**** Selected extract
Engineering hope for better mental wellness
Associate Professor Ooi Ean Hin (Right) presenting version 8 of ELiSE to Associate Professor Dr Anne Yee (Left) during MERCi 5.0 at the Clinical School Johor Bahru.
When Associate Professor Dr Anne Yee from the Jeffrey Cheah School of Medicine and Health Sciences first approached Associate Professor Ooi Ean Hin in November 2024 with a challenge, the question was simple but ambitious. Could a low-cost transcranial direct current stimulation (tDCS) device be developed for clinical and home use?
That question would eventually lead to the development of ELiSE, short for Electrically Induced Synaptic Enhancement, a tDCS-based neuromodulation device currently being developed by researchers and students at the university. The project is part of Monash MERCi, a joint initiative by the School of Engineering, School of Information Technology and clinicians from the Clinical School Johor Bahru, which connects engineering solutions with real-world clinical challenges.
Transcranial direct current stimulation, or tDCS, is a non-invasive neuromodulation method that uses low-intensity electric current to stimulate targeted areas of the brain. It has been studied for a range of applications, including mental wellness, cognitive performance, mental fatigue, and mental health conditions such as depression and anxiety.
********
**** Extracted records
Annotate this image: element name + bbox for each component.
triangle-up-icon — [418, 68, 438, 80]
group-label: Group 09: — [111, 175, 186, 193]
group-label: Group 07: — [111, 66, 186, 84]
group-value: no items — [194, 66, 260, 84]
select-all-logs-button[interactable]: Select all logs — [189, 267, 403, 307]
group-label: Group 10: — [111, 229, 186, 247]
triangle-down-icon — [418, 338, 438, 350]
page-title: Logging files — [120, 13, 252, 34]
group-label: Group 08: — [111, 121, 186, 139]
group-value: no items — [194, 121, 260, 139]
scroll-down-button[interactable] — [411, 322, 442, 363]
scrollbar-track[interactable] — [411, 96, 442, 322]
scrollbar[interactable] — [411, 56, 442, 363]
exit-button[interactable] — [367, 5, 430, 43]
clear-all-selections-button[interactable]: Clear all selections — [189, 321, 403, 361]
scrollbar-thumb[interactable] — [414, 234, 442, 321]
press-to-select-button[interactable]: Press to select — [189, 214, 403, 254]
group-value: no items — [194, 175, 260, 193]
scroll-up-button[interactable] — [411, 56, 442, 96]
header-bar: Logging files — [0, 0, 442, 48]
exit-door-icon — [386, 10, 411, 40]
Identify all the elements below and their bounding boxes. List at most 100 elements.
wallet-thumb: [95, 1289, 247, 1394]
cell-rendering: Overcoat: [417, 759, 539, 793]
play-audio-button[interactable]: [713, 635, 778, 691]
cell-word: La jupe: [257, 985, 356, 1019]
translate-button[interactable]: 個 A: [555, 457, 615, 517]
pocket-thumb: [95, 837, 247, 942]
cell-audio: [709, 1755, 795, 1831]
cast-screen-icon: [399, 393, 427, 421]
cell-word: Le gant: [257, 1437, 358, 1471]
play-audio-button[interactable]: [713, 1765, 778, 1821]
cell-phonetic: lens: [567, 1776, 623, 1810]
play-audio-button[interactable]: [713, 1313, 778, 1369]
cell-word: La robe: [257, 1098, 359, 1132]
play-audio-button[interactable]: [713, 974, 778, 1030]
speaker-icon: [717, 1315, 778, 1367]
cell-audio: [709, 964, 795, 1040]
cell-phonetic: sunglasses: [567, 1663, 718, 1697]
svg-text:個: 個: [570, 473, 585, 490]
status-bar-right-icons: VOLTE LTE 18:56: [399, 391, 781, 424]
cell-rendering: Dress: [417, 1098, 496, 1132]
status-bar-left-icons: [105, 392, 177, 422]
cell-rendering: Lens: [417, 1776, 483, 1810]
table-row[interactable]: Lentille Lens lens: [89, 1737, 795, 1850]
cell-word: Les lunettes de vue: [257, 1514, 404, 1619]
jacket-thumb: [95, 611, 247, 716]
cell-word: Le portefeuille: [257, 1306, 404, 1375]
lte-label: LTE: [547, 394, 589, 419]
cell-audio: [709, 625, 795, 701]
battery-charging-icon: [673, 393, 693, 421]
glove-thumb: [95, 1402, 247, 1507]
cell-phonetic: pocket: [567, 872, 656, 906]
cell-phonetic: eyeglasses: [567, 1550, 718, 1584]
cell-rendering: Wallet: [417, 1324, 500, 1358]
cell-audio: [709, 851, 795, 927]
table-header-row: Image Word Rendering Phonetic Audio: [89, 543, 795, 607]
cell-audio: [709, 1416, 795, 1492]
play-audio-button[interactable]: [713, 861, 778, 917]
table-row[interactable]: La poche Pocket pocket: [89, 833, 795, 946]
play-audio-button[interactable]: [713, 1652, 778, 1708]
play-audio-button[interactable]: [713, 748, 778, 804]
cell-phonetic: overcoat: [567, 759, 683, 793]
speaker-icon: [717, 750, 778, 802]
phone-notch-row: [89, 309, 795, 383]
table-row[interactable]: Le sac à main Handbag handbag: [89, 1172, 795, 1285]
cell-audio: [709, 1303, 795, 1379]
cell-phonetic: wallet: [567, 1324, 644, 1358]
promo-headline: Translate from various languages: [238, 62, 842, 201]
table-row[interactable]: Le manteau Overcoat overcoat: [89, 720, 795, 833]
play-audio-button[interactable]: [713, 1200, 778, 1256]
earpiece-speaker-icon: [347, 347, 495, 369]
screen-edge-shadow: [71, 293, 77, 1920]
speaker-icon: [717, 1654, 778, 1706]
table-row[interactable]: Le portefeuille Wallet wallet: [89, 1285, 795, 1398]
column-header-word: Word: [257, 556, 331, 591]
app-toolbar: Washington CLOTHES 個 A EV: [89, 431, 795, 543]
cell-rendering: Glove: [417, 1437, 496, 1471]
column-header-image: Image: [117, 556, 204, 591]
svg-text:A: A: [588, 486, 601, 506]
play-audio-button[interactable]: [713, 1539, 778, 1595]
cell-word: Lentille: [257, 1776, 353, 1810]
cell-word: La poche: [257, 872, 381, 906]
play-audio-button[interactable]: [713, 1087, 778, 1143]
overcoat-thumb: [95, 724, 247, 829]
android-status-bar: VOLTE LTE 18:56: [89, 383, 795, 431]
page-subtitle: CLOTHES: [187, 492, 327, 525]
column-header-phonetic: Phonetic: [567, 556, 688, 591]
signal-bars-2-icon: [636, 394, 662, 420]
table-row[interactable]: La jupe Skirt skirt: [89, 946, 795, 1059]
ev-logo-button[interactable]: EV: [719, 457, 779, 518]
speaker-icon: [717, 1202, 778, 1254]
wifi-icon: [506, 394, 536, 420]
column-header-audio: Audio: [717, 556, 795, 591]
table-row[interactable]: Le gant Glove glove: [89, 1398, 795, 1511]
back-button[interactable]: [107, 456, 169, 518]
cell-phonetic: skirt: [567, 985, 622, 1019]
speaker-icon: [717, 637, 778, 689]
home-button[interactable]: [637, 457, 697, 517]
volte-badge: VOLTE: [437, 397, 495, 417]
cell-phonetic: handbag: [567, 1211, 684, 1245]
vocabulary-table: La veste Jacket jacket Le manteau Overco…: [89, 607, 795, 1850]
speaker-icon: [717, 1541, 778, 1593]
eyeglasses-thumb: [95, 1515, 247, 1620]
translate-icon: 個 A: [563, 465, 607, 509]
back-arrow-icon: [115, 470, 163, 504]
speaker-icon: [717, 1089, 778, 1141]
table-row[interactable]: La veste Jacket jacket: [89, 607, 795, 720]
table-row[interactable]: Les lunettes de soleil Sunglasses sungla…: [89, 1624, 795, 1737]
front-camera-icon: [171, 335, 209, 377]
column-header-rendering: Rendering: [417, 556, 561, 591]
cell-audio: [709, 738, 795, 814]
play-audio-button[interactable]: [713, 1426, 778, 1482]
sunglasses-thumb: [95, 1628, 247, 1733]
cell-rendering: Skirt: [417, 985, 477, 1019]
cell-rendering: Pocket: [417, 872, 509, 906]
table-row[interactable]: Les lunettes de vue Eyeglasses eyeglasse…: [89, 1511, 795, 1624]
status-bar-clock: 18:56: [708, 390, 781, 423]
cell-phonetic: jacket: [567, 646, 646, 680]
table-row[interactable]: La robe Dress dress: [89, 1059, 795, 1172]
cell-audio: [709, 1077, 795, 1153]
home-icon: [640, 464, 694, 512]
********
• Tasks to perform
• a. Decide whether each statement agrees with the ELiSE article, answering yes or no and quoting the words from the article that settle it: (i) Anne Yee first brought her challenge to Ooi Ean Hin in November 2024; (ii) tDCS is an invasive method of stimulating the brain; (iii) Monash MERCi brings together the School of Engineering, the School of Information Technology and clinicians from the Clinical School Johor Bahru.
• b. Please reproduce the passage of the ELiSE article from "Transcranial direct current stimulation, or" up to and including "depression and anxiety.".
The entries have no connection to the ELiSE article.

• Answers given
• a.
(i) Yes: "first approached Associate Professor Ooi Ean Hin in November 2024"
(ii) No: "is a non-invasive neuromodulation method"
(iii) Yes: "a joint initiative by the School of Engineering, School of Information Technology and clinicians from the Clinical School Johor Bahru"

• b.
Transcranial direct current stimulation, or tDCS, is a non-invasive neuromodulation method that uses low-intensity electric current to stimulate targeted areas of the brain. It has been studied for a range of applications, including mental wellness, cognitive performance, mental fatigue, and mental health conditions such as depression and anxiety.